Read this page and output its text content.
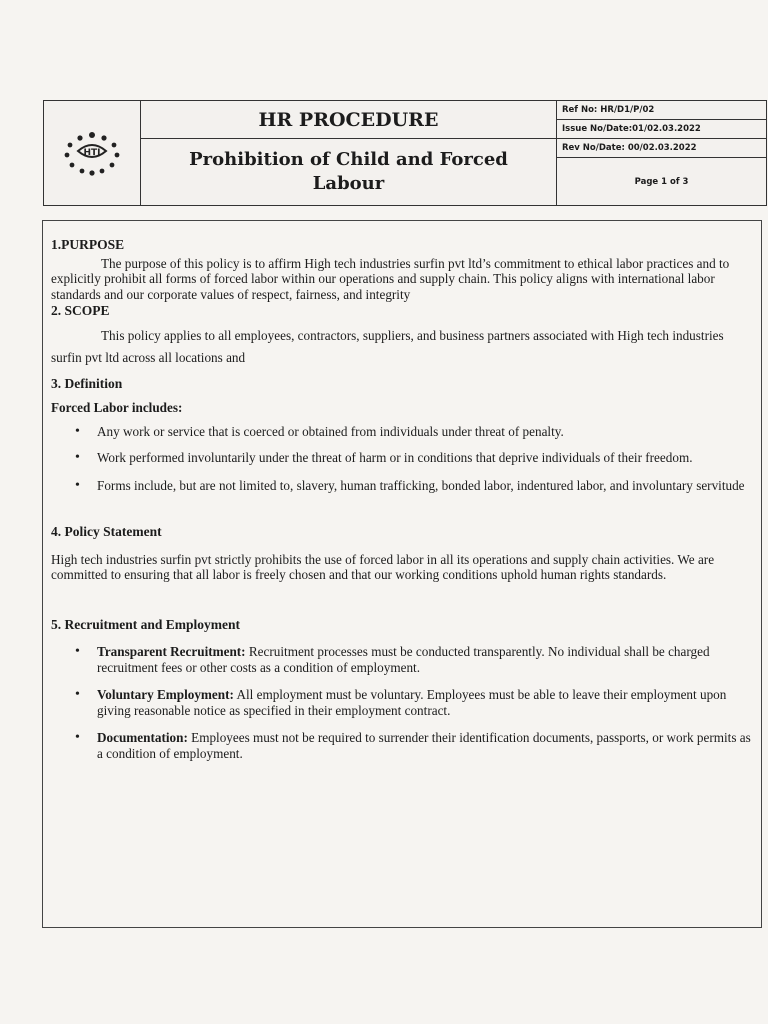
HTI
HR PROCEDURE
Prohibition of Child and Forced Labour
Ref No: HR/D1/P/02
Issue No/Date:01/02.03.2022
Rev No/Date: 00/02.03.2022
Page 1 of 3

1.PURPOSE

The purpose of this policy is to affirm High tech industries surfin pvt ltd’s commitment to ethical labor practices and to explicitly prohibit all forms of forced labor within our operations and supply chain. This policy aligns with international labor standards and our corporate values of respect, fairness, and integrity

2. SCOPE

This policy applies to all employees, contractors, suppliers, and business partners associated with High tech industries surfin pvt ltd across all locations and

3. Definition

Forced Labor includes:

• Any work or service that is coerced or obtained from individuals under threat of penalty.
• Work performed involuntarily under the threat of harm or in conditions that deprive individuals of their freedom.
• Forms include, but are not limited to, slavery, human trafficking, bonded labor, indentured labor, and involuntary servitude

4. Policy Statement

High tech industries surfin pvt strictly prohibits the use of forced labor in all its operations and supply chain activities. We are committed to ensuring that all labor is freely chosen and that our working conditions uphold human rights standards.

5. Recruitment and Employment

• Transparent Recruitment: Recruitment processes must be conducted transparently. No individual shall be charged recruitment fees or other costs as a condition of employment.
• Voluntary Employment: All employment must be voluntary. Employees must be able to leave their employment upon giving reasonable notice as specified in their employment contract.
• Documentation: Employees must not be required to surrender their identification documents, passports, or work permits as a condition of employment.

- - -

**EXERCISE INSTRUCTIONS:**
Ignore the images and quote every line of the listing exactly.

**OUTPUT FOR THIS TASK:**
Read this page and output its text content.
HTI
HR PROCEDURE
Prohibition of Child and Forced Labour
Ref No: HR/D1/P/02
Issue No/Date:01/02.03.2022
Rev No/Date: 00/02.03.2022
Page 1 of 3

1.PURPOSE

The purpose of this policy is to affirm High tech industries surfin pvt ltd’s commitment to ethical labor practices and to explicitly prohibit all forms of forced labor within our operations and supply chain. This policy aligns with international labor standards and our corporate values of respect, fairness, and integrity

2. SCOPE

This policy applies to all employees, contractors, suppliers, and business partners associated with High tech industries surfin pvt ltd across all locations and

3. Definition

Forced Labor includes:

• Any work or service that is coerced or obtained from individuals under threat of penalty.
• Work performed involuntarily under the threat of harm or in conditions that deprive individuals of their freedom.
• Forms include, but are not limited to, slavery, human trafficking, bonded labor, indentured labor, and involuntary servitude

4. Policy Statement

High tech industries surfin pvt strictly prohibits the use of forced labor in all its operations and supply chain activities. We are committed to ensuring that all labor is freely chosen and that our working conditions uphold human rights standards.

5. Recruitment and Employment

• Transparent Recruitment: Recruitment processes must be conducted transparently. No individual shall be charged recruitment fees or other costs as a condition of employment.
• Voluntary Employment: All employment must be voluntary. Employees must be able to leave their employment upon giving reasonable notice as specified in their employment contract.
• Documentation: Employees must not be required to surrender their identification documents, passports, or work permits as a condition of employment.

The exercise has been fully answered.